━━━━━ RECORDED DATA ━━━━━
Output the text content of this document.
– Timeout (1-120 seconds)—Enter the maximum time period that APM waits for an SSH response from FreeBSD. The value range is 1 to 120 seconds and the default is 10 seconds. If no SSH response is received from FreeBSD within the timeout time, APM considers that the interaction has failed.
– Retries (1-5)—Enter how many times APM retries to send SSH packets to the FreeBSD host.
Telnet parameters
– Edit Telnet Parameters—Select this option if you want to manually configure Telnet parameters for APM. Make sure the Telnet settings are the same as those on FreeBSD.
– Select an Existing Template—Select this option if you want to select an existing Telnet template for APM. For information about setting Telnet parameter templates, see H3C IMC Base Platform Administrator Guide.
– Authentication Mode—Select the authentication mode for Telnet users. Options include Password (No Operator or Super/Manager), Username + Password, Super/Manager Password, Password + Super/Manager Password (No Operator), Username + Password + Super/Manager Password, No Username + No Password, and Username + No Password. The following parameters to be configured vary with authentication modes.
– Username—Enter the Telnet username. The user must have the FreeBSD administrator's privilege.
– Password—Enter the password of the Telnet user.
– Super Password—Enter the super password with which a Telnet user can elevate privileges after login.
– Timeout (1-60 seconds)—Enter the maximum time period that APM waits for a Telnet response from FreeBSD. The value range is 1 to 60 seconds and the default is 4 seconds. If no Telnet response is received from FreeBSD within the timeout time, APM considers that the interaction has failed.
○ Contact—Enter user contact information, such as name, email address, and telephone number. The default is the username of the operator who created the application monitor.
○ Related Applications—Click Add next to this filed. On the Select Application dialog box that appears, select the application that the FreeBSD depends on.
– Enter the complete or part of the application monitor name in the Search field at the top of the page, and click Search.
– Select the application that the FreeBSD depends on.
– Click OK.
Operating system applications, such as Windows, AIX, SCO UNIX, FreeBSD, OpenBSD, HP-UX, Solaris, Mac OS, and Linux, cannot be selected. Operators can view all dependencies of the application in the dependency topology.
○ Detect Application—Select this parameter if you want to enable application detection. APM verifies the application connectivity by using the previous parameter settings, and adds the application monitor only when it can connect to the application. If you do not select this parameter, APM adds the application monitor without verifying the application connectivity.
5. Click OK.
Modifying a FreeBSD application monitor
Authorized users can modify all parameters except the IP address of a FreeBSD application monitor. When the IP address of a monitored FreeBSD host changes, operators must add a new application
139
━━━━━
Repeat every record, keeping each word and mark exactly as it is.

Output the text content of this document.
– Timeout (1-120 seconds)—Enter the maximum time period that APM waits for an SSH response from FreeBSD. The value range is 1 to 120 seconds and the default is 10 seconds. If no SSH response is received from FreeBSD within the timeout time, APM considers that the interaction has failed.
– Retries (1-5)—Enter how many times APM retries to send SSH packets to the FreeBSD host.
Telnet parameters
– Edit Telnet Parameters—Select this option if you want to manually configure Telnet parameters for APM. Make sure the Telnet settings are the same as those on FreeBSD.
– Select an Existing Template—Select this option if you want to select an existing Telnet template for APM. For information about setting Telnet parameter templates, see H3C IMC Base Platform Administrator Guide.
– Authentication Mode—Select the authentication mode for Telnet users. Options include Password (No Operator or Super/Manager), Username + Password, Super/Manager Password, Password + Super/Manager Password (No Operator), Username + Password + Super/Manager Password, No Username + No Password, and Username + No Password. The following parameters to be configured vary with authentication modes.
– Username—Enter the Telnet username. The user must have the FreeBSD administrator's privilege.
– Password—Enter the password of the Telnet user.
– Super Password—Enter the super password with which a Telnet user can elevate privileges after login.
– Timeout (1-60 seconds)—Enter the maximum time period that APM waits for a Telnet response from FreeBSD. The value range is 1 to 60 seconds and the default is 4 seconds. If no Telnet response is received from FreeBSD within the timeout time, APM considers that the interaction has failed.
○ Contact—Enter user contact information, such as name, email address, and telephone number. The default is the username of the operator who created the application monitor.
○ Related Applications—Click Add next to this filed. On the Select Application dialog box that appears, select the application that the FreeBSD depends on.
– Enter the complete or part of the application monitor name in the Search field at the top of the page, and click Search.
– Select the application that the FreeBSD depends on.
– Click OK.
Operating system applications, such as Windows, AIX, SCO UNIX, FreeBSD, OpenBSD, HP-UX, Solaris, Mac OS, and Linux, cannot be selected. Operators can view all dependencies of the application in the dependency topology.
○ Detect Application—Select this parameter if you want to enable application detection. APM verifies the application connectivity by using the previous parameter settings, and adds the application monitor only when it can connect to the application. If you do not select this parameter, APM adds the application monitor without verifying the application connectivity.
5. Click OK.
Modifying a FreeBSD application monitor
Authorized users can modify all parameters except the IP address of a FreeBSD application monitor. When the IP address of a monitored FreeBSD host changes, operators must add a new application
139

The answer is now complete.